● **EXERCISE MATERIALS**:

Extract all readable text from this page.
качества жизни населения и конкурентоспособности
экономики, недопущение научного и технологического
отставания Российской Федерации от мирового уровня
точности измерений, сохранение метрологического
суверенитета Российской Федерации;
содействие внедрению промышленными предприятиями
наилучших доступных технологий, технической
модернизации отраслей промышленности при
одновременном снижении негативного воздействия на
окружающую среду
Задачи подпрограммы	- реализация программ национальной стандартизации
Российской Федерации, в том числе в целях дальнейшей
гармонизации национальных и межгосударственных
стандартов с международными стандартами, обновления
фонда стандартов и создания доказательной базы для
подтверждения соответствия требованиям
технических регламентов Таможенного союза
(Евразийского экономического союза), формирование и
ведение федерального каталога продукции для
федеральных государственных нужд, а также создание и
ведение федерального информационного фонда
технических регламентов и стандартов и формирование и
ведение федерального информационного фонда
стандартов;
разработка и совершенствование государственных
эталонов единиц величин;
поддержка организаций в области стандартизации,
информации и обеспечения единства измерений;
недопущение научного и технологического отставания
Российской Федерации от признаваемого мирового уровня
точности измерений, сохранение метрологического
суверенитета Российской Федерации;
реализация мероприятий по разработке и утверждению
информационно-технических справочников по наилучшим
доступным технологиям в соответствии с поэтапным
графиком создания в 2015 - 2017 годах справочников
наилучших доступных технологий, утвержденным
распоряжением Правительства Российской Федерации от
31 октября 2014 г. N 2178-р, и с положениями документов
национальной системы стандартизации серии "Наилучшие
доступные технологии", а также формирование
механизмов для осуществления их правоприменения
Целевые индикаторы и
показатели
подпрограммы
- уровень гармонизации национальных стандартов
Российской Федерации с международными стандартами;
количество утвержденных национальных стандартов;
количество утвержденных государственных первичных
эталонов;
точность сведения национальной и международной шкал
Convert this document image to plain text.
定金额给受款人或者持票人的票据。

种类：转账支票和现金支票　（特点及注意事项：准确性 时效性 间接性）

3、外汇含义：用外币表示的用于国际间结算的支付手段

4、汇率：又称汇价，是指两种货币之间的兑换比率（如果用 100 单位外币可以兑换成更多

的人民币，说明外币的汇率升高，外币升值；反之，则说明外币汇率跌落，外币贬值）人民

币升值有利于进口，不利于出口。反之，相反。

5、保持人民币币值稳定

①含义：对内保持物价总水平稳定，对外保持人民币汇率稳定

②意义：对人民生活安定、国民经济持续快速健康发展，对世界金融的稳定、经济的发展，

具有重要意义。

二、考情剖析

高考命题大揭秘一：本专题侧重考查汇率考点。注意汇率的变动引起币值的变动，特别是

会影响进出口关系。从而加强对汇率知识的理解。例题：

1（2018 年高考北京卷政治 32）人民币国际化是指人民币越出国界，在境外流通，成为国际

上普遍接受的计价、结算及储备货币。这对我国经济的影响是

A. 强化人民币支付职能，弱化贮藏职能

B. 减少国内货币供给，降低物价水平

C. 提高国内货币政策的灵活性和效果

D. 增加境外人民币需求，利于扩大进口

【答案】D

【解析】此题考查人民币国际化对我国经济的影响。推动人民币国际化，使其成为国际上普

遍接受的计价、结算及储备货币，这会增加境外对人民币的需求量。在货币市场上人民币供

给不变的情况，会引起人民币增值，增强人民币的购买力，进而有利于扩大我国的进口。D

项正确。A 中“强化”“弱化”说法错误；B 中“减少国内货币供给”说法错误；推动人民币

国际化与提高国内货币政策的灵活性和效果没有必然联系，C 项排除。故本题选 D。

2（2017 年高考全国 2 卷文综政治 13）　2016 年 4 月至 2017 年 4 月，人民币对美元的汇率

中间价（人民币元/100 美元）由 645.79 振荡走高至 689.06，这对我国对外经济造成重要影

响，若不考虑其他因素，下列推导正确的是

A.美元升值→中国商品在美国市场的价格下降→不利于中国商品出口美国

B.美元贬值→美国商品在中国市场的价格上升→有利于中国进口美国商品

● **REQUIRED TASK**: Copy all lines from the material that include "уровня".

● **TASK RESPONSE**:
отставания Российской Федерации от мирового уровня
Российской Федерации от признаваемого мирового уровня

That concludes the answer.